* Start RECORDED DATA *

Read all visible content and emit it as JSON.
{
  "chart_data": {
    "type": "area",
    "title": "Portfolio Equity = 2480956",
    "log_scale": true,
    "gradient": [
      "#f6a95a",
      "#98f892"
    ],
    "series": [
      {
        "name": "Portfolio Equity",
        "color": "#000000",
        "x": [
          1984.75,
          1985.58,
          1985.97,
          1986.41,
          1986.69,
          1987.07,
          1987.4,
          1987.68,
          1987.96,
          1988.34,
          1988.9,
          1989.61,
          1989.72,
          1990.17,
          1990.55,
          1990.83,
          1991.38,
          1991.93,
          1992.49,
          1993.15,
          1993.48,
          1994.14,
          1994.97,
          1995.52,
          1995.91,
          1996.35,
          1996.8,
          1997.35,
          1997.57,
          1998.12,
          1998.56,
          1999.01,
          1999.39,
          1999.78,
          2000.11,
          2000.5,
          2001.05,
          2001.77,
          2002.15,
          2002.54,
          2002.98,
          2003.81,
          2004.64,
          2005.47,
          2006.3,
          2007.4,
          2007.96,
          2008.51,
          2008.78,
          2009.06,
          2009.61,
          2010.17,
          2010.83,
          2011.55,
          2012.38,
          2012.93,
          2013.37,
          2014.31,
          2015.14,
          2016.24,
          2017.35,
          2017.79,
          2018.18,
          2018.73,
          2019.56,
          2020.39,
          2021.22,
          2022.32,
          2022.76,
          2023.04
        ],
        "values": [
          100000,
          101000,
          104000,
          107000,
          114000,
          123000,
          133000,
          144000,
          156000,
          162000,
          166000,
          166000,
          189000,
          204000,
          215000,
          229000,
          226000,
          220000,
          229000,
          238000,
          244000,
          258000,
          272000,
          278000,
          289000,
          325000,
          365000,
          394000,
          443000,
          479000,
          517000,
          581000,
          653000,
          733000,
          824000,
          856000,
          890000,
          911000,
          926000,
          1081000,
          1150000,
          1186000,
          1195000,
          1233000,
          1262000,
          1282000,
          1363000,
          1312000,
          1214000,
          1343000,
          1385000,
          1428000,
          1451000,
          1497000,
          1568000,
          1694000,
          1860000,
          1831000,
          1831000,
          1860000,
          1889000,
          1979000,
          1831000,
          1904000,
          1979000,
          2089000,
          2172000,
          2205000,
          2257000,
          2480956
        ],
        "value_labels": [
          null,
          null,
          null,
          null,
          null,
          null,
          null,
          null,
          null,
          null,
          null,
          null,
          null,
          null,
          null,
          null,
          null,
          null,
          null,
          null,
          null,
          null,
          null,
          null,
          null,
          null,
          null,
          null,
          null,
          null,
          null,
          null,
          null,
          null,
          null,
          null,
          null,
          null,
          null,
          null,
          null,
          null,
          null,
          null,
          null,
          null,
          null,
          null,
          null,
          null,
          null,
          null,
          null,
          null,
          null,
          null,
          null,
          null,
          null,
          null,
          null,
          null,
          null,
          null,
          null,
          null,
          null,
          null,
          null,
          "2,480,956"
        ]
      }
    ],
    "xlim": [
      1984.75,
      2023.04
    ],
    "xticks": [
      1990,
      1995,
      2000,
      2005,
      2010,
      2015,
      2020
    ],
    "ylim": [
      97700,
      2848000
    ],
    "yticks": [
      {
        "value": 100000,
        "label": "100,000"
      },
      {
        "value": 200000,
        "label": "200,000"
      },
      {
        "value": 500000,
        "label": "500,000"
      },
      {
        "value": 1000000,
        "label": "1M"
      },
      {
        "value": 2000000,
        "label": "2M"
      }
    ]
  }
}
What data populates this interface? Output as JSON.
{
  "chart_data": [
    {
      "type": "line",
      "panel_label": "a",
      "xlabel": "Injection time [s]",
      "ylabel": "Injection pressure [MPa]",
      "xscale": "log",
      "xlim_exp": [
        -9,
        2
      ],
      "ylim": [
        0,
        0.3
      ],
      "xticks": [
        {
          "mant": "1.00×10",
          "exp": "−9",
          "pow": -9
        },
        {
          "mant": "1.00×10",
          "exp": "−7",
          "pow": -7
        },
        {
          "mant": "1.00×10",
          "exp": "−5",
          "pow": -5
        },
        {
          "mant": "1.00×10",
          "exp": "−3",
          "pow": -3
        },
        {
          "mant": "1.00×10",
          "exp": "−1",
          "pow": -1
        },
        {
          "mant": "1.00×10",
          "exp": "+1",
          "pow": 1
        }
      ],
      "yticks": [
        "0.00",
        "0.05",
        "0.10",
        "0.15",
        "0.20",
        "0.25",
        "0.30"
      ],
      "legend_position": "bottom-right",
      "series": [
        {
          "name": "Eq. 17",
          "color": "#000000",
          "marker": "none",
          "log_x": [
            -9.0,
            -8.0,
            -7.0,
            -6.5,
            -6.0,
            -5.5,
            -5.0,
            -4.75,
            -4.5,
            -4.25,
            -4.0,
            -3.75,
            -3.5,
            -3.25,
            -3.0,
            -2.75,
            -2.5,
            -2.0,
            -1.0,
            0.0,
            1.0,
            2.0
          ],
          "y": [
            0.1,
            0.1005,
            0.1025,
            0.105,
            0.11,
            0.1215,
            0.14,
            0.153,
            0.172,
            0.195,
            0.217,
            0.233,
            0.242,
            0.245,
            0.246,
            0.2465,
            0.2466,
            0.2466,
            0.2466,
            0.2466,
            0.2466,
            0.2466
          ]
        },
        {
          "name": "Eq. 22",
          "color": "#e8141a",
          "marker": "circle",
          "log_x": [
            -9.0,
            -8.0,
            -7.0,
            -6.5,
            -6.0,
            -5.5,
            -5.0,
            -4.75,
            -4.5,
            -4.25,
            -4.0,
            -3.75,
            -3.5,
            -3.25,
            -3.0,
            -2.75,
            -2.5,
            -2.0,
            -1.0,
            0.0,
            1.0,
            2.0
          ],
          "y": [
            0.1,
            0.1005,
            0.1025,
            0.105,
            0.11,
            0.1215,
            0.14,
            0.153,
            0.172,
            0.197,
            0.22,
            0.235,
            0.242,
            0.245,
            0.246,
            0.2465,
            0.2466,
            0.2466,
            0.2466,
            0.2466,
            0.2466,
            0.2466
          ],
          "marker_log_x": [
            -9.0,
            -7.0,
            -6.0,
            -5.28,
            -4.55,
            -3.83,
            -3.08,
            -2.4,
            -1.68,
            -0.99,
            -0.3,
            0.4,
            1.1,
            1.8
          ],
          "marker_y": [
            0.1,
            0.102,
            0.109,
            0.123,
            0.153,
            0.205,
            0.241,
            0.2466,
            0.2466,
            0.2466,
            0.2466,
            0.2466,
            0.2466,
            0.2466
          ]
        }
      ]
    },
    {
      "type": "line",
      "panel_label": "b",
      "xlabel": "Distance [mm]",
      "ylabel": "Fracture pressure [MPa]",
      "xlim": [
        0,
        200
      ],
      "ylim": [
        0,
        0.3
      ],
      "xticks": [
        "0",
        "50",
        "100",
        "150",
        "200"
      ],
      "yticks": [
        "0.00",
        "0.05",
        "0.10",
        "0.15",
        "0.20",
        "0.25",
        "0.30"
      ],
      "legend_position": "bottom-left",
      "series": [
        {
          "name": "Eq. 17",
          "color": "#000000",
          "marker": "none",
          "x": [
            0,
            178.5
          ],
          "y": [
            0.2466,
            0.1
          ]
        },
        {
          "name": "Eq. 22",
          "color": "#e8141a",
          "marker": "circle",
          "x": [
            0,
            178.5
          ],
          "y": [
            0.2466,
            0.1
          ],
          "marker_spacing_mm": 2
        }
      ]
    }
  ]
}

* End RECORDED DATA *

### WHAT IS REQUIRED
Repeat the material above in full, quoting it exactly.

### ANSWER
Read all visible content and emit it as JSON.
{
  "chart_data": {
    "type": "area",
    "title": "Portfolio Equity = 2480956",
    "log_scale": true,
    "gradient": [
      "#f6a95a",
      "#98f892"
    ],
    "series": [
      {
        "name": "Portfolio Equity",
        "color": "#000000",
        "x": [
          1984.75,
          1985.58,
          1985.97,
          1986.41,
          1986.69,
          1987.07,
          1987.4,
          1987.68,
          1987.96,
          1988.34,
          1988.9,
          1989.61,
          1989.72,
          1990.17,
          1990.55,
          1990.83,
          1991.38,
          1991.93,
          1992.49,
          1993.15,
          1993.48,
          1994.14,
          1994.97,
          1995.52,
          1995.91,
          1996.35,
          1996.8,
          1997.35,
          1997.57,
          1998.12,
          1998.56,
          1999.01,
          1999.39,
          1999.78,
          2000.11,
          2000.5,
          2001.05,
          2001.77,
          2002.15,
          2002.54,
          2002.98,
          2003.81,
          2004.64,
          2005.47,
          2006.3,
          2007.4,
          2007.96,
          2008.51,
          2008.78,
          2009.06,
          2009.61,
          2010.17,
          2010.83,
          2011.55,
          2012.38,
          2012.93,
          2013.37,
          2014.31,
          2015.14,
          2016.24,
          2017.35,
          2017.79,
          2018.18,
          2018.73,
          2019.56,
          2020.39,
          2021.22,
          2022.32,
          2022.76,
          2023.04
        ],
        "values": [
          100000,
          101000,
          104000,
          107000,
          114000,
          123000,
          133000,
          144000,
          156000,
          162000,
          166000,
          166000,
          189000,
          204000,
          215000,
          229000,
          226000,
          220000,
          229000,
          238000,
          244000,
          258000,
          272000,
          278000,
          289000,
          325000,
          365000,
          394000,
          443000,
          479000,
          517000,
          581000,
          653000,
          733000,
          824000,
          856000,
          890000,
          911000,
          926000,
          1081000,
          1150000,
          1186000,
          1195000,
          1233000,
          1262000,
          1282000,
          1363000,
          1312000,
          1214000,
          1343000,
          1385000,
          1428000,
          1451000,
          1497000,
          1568000,
          1694000,
          1860000,
          1831000,
          1831000,
          1860000,
          1889000,
          1979000,
          1831000,
          1904000,
          1979000,
          2089000,
          2172000,
          2205000,
          2257000,
          2480956
        ],
        "value_labels": [
          null,
          null,
          null,
          null,
          null,
          null,
          null,
          null,
          null,
          null,
          null,
          null,
          null,
          null,
          null,
          null,
          null,
          null,
          null,
          null,
          null,
          null,
          null,
          null,
          null,
          null,
          null,
          null,
          null,
          null,
          null,
          null,
          null,
          null,
          null,
          null,
          null,
          null,
          null,
          null,
          null,
          null,
          null,
          null,
          null,
          null,
          null,
          null,
          null,
          null,
          null,
          null,
          null,
          null,
          null,
          null,
          null,
          null,
          null,
          null,
          null,
          null,
          null,
          null,
          null,
          null,
          null,
          null,
          null,
          "2,480,956"
        ]
      }
    ],
    "xlim": [
      1984.75,
      2023.04
    ],
    "xticks": [
      1990,
      1995,
      2000,
      2005,
      2010,
      2015,
      2020
    ],
    "ylim": [
      97700,
      2848000
    ],
    "yticks": [
      {
        "value": 100000,
        "label": "100,000"
      },
      {
        "value": 200000,
        "label": "200,000"
      },
      {
        "value": 500000,
        "label": "500,000"
      },
      {
        "value": 1000000,
        "label": "1M"
      },
      {
        "value": 2000000,
        "label": "2M"
      }
    ]
  }
}
What data populates this interface? Output as JSON.
{
  "chart_data": [
    {
      "type": "line",
      "panel_label": "a",
      "xlabel": "Injection time [s]",
      "ylabel": "Injection pressure [MPa]",
      "xscale": "log",
      "xlim_exp": [
        -9,
        2
      ],
      "ylim": [
        0,
        0.3
      ],
      "xticks": [
        {
          "mant": "1.00×10",
          "exp": "−9",
          "pow": -9
        },
        {
          "mant": "1.00×10",
          "exp": "−7",
          "pow": -7
        },
        {
          "mant": "1.00×10",
          "exp": "−5",
          "pow": -5
        },
        {
          "mant": "1.00×10",
          "exp": "−3",
          "pow": -3
        },
        {
          "mant": "1.00×10",
          "exp": "−1",
          "pow": -1
        },
        {
          "mant": "1.00×10",
          "exp": "+1",
          "pow": 1
        }
      ],
      "yticks": [
        "0.00",
        "0.05",
        "0.10",
        "0.15",
        "0.20",
        "0.25",
        "0.30"
      ],
      "legend_position": "bottom-right",
      "series": [
        {
          "name": "Eq. 17",
          "color": "#000000",
          "marker": "none",
          "log_x": [
            -9.0,
            -8.0,
            -7.0,
            -6.5,
            -6.0,
            -5.5,
            -5.0,
            -4.75,
            -4.5,
            -4.25,
            -4.0,
            -3.75,
            -3.5,
            -3.25,
            -3.0,
            -2.75,
            -2.5,
            -2.0,
            -1.0,
            0.0,
            1.0,
            2.0
          ],
          "y": [
            0.1,
            0.1005,
            0.1025,
            0.105,
            0.11,
            0.1215,
            0.14,
            0.153,
            0.172,
            0.195,
            0.217,
            0.233,
            0.242,
            0.245,
            0.246,
            0.2465,
            0.2466,
            0.2466,
            0.2466,
            0.2466,
            0.2466,
            0.2466
          ]
        },
        {
          "name": "Eq. 22",
          "color": "#e8141a",
          "marker": "circle",
          "log_x": [
            -9.0,
            -8.0,
            -7.0,
            -6.5,
            -6.0,
            -5.5,
            -5.0,
            -4.75,
            -4.5,
            -4.25,
            -4.0,
            -3.75,
            -3.5,
            -3.25,
            -3.0,
            -2.75,
            -2.5,
            -2.0,
            -1.0,
            0.0,
            1.0,
            2.0
          ],
          "y": [
            0.1,
            0.1005,
            0.1025,
            0.105,
            0.11,
            0.1215,
            0.14,
            0.153,
            0.172,
            0.197,
            0.22,
            0.235,
            0.242,
            0.245,
            0.246,
            0.2465,
            0.2466,
            0.2466,
            0.2466,
            0.2466,
            0.2466,
            0.2466
          ],
          "marker_log_x": [
            -9.0,
            -7.0,
            -6.0,
            -5.28,
            -4.55,
            -3.83,
            -3.08,
            -2.4,
            -1.68,
            -0.99,
            -0.3,
            0.4,
            1.1,
            1.8
          ],
          "marker_y": [
            0.1,
            0.102,
            0.109,
            0.123,
            0.153,
            0.205,
            0.241,
            0.2466,
            0.2466,
            0.2466,
            0.2466,
            0.2466,
            0.2466,
            0.2466
          ]
        }
      ]
    },
    {
      "type": "line",
      "panel_label": "b",
      "xlabel": "Distance [mm]",
      "ylabel": "Fracture pressure [MPa]",
      "xlim": [
        0,
        200
      ],
      "ylim": [
        0,
        0.3
      ],
      "xticks": [
        "0",
        "50",
        "100",
        "150",
        "200"
      ],
      "yticks": [
        "0.00",
        "0.05",
        "0.10",
        "0.15",
        "0.20",
        "0.25",
        "0.30"
      ],
      "legend_position": "bottom-left",
      "series": [
        {
          "name": "Eq. 17",
          "color": "#000000",
          "marker": "none",
          "x": [
            0,
            178.5
          ],
          "y": [
            0.2466,
            0.1
          ]
        },
        {
          "name": "Eq. 22",
          "color": "#e8141a",
          "marker": "circle",
          "x": [
            0,
            178.5
          ],
          "y": [
            0.2466,
            0.1
          ],
          "marker_spacing_mm": 2
        }
      ]
    }
  ]
}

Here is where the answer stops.